[Recorded data]
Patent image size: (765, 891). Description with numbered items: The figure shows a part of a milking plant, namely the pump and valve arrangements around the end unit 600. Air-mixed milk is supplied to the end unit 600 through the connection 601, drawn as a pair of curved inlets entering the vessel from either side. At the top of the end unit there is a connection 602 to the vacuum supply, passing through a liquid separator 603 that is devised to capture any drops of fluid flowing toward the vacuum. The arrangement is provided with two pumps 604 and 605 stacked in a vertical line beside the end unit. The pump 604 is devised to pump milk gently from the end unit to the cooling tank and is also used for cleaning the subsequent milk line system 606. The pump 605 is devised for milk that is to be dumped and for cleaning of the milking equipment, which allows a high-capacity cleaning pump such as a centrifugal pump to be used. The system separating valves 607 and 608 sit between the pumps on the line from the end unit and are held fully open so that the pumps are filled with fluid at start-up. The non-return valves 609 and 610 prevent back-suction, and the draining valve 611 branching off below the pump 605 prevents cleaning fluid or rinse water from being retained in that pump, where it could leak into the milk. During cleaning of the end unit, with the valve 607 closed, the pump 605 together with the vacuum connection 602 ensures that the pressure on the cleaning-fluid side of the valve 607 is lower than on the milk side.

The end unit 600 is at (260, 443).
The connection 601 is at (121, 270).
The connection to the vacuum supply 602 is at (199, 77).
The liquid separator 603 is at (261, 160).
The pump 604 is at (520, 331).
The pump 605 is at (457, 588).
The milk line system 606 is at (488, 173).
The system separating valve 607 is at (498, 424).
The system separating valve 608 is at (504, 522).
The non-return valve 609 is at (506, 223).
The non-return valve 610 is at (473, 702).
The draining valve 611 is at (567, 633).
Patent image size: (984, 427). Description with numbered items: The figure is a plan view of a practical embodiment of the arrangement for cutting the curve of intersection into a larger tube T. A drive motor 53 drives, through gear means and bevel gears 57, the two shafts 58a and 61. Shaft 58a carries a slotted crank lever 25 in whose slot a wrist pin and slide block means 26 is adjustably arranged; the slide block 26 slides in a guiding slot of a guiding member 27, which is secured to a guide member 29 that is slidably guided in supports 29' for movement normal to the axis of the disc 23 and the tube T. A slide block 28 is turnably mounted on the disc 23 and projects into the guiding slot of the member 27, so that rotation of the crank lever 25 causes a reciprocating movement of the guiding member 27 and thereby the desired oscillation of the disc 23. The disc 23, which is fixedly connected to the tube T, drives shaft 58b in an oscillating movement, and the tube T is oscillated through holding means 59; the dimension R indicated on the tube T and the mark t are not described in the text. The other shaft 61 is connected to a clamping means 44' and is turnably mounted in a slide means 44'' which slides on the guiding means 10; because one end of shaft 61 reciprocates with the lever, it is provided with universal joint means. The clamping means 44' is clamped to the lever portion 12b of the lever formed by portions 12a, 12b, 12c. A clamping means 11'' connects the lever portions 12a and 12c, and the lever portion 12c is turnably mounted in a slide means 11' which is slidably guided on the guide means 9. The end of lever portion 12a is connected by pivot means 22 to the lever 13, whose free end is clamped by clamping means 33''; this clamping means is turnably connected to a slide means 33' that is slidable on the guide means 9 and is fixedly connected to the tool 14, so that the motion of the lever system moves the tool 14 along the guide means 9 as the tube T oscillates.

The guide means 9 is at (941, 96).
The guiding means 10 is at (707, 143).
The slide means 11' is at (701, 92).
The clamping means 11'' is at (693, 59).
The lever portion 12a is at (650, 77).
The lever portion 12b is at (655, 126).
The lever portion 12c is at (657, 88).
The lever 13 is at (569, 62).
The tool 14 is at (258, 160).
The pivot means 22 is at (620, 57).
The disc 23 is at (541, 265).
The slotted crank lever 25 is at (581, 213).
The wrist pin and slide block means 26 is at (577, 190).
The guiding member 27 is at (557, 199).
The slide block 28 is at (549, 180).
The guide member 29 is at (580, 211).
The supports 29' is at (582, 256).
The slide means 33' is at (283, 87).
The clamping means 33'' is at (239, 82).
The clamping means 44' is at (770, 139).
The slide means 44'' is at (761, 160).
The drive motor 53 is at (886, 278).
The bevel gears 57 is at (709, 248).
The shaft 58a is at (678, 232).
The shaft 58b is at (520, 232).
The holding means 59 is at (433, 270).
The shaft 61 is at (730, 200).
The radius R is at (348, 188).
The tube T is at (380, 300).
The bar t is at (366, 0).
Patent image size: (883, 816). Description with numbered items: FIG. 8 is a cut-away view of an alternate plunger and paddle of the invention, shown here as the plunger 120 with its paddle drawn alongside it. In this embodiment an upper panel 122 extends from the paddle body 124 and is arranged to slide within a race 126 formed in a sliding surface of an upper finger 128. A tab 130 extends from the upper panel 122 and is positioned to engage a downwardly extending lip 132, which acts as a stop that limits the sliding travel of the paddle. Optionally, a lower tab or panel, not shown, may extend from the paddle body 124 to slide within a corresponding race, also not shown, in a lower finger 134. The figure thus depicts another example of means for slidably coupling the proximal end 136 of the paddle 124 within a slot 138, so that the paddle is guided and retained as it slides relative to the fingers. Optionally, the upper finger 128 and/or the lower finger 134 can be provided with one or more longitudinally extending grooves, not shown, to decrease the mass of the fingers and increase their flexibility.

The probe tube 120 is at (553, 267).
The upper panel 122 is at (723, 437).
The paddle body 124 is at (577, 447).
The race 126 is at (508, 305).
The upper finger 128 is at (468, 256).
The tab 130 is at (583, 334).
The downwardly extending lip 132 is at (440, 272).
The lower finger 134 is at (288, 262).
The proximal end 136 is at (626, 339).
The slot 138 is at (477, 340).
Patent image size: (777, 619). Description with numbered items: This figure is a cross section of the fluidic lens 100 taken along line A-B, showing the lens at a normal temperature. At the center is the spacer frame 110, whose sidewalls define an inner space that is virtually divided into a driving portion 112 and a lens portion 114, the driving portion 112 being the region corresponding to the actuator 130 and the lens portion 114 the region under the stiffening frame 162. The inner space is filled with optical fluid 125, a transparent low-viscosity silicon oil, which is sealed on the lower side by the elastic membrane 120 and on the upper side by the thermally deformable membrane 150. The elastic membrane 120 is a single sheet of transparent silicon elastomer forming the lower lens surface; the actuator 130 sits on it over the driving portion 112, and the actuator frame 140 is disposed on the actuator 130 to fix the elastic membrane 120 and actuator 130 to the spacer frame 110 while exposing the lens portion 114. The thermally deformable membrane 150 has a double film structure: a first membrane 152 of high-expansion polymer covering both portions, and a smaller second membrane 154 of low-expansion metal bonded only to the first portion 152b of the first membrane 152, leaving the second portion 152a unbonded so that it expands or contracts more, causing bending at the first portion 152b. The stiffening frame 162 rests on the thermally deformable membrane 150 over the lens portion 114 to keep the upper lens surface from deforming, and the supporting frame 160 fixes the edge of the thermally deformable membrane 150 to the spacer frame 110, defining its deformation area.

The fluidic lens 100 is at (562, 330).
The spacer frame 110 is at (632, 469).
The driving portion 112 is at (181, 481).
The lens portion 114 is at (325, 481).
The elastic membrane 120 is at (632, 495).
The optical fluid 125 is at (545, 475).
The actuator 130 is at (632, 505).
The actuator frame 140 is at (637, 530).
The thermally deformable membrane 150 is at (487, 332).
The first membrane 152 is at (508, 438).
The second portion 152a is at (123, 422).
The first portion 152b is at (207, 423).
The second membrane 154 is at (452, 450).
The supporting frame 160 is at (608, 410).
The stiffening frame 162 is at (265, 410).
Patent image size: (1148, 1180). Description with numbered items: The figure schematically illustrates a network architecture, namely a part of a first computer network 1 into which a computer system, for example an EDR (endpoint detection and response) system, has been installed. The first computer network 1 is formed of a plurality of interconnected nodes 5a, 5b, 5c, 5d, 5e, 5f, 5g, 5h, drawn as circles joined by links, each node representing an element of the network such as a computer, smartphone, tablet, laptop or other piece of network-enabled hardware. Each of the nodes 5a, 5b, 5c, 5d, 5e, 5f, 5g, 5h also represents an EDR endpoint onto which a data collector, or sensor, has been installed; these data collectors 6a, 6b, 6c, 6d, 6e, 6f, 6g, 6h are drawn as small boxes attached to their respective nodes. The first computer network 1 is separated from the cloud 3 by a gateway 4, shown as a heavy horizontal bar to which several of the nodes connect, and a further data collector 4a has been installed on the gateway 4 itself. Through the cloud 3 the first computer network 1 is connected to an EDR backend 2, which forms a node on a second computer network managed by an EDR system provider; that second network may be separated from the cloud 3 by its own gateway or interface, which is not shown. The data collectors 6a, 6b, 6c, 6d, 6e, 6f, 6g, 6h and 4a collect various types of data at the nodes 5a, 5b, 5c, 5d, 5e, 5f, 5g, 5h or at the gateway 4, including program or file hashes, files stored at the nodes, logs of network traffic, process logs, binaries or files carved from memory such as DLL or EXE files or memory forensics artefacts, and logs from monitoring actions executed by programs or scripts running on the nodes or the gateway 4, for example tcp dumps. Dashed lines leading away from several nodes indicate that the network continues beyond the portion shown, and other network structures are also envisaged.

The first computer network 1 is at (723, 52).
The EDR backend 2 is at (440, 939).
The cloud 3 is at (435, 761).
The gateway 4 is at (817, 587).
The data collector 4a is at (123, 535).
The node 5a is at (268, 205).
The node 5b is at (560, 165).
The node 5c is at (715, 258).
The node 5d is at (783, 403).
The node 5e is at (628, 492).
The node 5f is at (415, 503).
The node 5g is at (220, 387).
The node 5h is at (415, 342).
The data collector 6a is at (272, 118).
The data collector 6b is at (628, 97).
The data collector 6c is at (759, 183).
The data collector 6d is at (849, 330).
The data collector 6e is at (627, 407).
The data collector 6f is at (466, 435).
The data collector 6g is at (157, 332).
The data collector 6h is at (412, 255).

WHAT IS NEEDED: Pick out each line in the entries above that contains the string "guiding", where case counts.

THE REPLY:
Patent image size: (984, 427). Description with numbered items: The figure is a plan view of a practical embodiment of the arrangement for cutting the curve of intersection into a larger tube T. A drive motor 53 drives, through gear means and bevel gears 57, the two shafts 58a and 61. Shaft 58a carries a slotted crank lever 25 in whose slot a wrist pin and slide block means 26 is adjustably arranged; the slide block 26 slides in a guiding slot of a guiding member 27, which is secured to a guide member 29 that is slidably guided in supports 29' for movement normal to the axis of the disc 23 and the tube T. A slide block 28 is turnably mounted on the disc 23 and projects into the guiding slot of the member 27, so that rotation of the crank lever 25 causes a reciprocating movement of the guiding member 27 and thereby the desired oscillation of the disc 23. The disc 23, which is fixedly connected to the tube T, drives shaft 58b in an oscillating movement, and the tube T is oscillated through holding means 59; the dimension R indicated on the tube T and the mark t are not described in the text. The other shaft 61 is connected to a clamping means 44' and is turnably mounted in a slide means 44'' which slides on the guiding means 10; because one end of shaft 61 reciprocates with the lever, it is provided with universal joint means. The clamping means 44' is clamped to the lever portion 12b of the lever formed by portions 12a, 12b, 12c. A clamping means 11'' connects the lever portions 12a and 12c, and the lever portion 12c is turnably mounted in a slide means 11' which is slidably guided on the guide means 9. The end of lever portion 12a is connected by pivot means 22 to the lever 13, whose free end is clamped by clamping means 33''; this clamping means is turnably connected to a slide means 33' that is slidable on the guide means 9 and is fixedly connected to the tool 14, so that the motion of the lever system moves the tool 14 along the guide means 9 as the tube T oscillates.
The guiding means 10 is at (707, 143).
The guiding member 27 is at (557, 199).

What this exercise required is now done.